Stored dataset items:
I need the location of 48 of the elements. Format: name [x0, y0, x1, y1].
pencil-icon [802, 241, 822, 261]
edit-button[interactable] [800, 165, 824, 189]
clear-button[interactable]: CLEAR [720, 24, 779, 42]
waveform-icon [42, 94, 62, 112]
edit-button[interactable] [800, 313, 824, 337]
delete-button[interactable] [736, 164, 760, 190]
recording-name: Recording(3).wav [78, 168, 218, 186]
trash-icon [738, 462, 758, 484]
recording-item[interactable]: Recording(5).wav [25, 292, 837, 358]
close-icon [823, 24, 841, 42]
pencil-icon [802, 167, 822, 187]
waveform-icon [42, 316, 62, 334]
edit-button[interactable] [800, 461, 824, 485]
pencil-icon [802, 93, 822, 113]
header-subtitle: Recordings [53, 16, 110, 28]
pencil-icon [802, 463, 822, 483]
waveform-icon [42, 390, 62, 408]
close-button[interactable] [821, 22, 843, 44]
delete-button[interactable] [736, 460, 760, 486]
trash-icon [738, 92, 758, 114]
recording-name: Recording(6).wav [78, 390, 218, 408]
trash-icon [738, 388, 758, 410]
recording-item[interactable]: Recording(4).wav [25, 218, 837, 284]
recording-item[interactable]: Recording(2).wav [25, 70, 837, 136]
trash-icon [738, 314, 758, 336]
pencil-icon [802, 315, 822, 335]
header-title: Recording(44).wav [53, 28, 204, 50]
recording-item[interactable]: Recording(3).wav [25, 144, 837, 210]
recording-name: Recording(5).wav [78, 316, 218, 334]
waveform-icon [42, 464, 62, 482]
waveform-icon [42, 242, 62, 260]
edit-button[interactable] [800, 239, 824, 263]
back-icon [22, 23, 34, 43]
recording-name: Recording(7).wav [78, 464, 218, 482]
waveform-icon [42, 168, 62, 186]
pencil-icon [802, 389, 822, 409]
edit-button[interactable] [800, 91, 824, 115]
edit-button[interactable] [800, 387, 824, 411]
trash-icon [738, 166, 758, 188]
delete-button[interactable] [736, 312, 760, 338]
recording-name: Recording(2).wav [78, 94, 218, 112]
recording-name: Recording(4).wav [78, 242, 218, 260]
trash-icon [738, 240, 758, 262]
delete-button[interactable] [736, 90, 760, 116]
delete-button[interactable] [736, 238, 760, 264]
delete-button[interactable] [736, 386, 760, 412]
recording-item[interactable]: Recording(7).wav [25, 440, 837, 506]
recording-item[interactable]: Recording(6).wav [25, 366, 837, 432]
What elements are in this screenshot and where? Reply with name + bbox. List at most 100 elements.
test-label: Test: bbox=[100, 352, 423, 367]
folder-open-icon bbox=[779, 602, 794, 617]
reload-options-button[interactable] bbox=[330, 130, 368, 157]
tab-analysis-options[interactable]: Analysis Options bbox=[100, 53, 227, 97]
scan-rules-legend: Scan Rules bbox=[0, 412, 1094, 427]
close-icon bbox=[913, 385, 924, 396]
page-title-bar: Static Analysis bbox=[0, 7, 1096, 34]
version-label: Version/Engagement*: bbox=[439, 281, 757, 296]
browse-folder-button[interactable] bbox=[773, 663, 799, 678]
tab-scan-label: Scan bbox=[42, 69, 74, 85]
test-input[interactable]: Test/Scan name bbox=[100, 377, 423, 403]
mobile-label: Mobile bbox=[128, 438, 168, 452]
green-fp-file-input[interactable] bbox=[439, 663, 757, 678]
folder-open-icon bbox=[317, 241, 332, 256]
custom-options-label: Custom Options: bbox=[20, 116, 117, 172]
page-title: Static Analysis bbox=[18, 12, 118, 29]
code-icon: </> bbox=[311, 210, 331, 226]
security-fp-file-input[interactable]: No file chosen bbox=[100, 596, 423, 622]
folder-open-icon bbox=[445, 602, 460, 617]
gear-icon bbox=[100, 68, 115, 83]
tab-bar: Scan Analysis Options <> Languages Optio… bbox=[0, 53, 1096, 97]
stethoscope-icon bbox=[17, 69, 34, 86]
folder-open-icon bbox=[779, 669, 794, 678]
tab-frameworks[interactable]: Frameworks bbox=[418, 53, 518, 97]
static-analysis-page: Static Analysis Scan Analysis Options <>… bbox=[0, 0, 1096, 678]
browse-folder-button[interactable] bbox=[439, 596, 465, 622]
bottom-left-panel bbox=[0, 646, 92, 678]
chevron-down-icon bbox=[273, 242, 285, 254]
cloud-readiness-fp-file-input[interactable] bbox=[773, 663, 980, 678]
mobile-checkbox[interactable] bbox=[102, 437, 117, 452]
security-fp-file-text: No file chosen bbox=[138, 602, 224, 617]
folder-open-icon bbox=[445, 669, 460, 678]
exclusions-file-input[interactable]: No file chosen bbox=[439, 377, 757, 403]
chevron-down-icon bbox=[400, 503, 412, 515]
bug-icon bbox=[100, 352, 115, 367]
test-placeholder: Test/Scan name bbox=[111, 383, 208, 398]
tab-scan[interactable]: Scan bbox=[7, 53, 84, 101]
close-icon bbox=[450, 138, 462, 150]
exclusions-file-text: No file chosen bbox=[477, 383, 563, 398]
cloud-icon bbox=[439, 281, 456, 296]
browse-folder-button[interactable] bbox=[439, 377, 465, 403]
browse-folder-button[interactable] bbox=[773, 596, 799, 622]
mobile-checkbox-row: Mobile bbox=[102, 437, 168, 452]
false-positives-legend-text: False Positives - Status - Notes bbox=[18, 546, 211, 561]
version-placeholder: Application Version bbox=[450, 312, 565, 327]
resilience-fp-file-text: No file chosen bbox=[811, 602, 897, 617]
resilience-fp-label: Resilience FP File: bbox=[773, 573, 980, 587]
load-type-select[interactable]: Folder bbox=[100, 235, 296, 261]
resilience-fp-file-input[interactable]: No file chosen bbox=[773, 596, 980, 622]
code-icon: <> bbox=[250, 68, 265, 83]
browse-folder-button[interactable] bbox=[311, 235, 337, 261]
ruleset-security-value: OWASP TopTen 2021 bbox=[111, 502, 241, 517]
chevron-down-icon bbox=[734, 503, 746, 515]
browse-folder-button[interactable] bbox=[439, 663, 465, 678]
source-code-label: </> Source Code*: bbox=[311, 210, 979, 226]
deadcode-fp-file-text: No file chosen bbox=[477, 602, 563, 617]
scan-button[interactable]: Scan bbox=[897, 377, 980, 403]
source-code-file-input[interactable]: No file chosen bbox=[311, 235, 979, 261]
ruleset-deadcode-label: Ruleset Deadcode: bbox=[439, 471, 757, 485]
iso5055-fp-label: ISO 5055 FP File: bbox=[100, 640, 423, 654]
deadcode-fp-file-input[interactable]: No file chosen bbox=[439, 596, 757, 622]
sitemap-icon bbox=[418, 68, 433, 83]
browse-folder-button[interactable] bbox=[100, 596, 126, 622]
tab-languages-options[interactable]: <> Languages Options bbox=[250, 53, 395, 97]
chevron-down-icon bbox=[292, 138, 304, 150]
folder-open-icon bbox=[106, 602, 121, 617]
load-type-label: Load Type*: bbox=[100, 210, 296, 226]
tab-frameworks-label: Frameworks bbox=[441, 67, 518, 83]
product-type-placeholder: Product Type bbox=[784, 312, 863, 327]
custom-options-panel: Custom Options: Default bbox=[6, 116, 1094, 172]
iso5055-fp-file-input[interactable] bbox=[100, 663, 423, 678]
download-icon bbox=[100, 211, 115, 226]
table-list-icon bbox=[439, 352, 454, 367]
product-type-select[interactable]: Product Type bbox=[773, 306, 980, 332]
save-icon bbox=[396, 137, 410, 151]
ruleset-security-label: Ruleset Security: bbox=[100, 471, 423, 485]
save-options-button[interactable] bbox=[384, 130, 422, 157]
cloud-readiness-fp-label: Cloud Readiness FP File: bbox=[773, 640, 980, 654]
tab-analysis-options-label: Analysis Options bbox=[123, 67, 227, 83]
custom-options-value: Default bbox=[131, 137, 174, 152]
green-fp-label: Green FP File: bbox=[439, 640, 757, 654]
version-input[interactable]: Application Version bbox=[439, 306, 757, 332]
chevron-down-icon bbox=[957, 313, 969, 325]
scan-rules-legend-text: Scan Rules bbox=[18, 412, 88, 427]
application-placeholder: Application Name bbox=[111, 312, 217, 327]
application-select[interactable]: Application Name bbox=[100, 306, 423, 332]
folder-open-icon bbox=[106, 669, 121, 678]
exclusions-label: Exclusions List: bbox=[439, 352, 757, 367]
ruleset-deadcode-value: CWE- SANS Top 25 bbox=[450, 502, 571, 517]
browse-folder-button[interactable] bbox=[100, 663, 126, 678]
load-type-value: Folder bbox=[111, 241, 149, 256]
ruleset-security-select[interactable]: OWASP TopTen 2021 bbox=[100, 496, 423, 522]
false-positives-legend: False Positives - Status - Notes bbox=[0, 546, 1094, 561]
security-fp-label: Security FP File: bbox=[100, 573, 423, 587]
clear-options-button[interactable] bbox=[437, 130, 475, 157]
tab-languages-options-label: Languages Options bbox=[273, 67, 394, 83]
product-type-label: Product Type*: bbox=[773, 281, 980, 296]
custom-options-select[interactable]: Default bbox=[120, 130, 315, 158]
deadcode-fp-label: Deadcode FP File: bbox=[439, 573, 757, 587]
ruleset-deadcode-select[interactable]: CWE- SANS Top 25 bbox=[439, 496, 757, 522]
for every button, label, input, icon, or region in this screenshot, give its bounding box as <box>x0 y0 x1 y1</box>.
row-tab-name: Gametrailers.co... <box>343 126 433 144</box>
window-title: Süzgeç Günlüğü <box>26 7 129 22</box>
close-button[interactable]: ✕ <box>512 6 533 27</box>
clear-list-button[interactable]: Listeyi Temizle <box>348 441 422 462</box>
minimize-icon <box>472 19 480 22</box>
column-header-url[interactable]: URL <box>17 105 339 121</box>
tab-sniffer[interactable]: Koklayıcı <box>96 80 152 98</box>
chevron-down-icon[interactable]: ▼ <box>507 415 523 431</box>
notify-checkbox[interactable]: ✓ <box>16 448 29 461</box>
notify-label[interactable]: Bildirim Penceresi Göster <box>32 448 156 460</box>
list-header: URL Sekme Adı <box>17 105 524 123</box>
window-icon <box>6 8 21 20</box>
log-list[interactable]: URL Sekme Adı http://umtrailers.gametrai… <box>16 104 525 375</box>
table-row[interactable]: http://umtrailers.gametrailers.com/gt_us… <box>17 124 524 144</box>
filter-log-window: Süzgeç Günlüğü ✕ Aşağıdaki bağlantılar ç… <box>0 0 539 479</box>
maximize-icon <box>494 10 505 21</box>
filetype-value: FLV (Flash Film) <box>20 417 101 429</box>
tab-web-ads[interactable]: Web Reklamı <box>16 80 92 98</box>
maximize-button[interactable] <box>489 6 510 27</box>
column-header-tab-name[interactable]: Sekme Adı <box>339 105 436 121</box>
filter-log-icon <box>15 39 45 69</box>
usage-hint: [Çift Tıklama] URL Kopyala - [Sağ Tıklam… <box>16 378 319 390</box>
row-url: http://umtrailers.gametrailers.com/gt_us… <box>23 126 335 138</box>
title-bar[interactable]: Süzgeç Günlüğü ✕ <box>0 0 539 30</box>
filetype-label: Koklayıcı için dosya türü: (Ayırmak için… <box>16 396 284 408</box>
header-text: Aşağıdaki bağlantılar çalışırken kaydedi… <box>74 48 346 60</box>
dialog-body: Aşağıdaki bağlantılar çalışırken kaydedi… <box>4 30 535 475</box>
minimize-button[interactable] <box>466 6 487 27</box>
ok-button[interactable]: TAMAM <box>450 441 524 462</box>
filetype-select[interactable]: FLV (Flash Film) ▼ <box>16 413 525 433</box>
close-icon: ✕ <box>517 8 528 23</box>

# [Written problem]
Please count the lines of the listing above that contain the string "bağlantılar", treating uppercase and lowercase as different, and give only the number.

# [Reply to the task]
3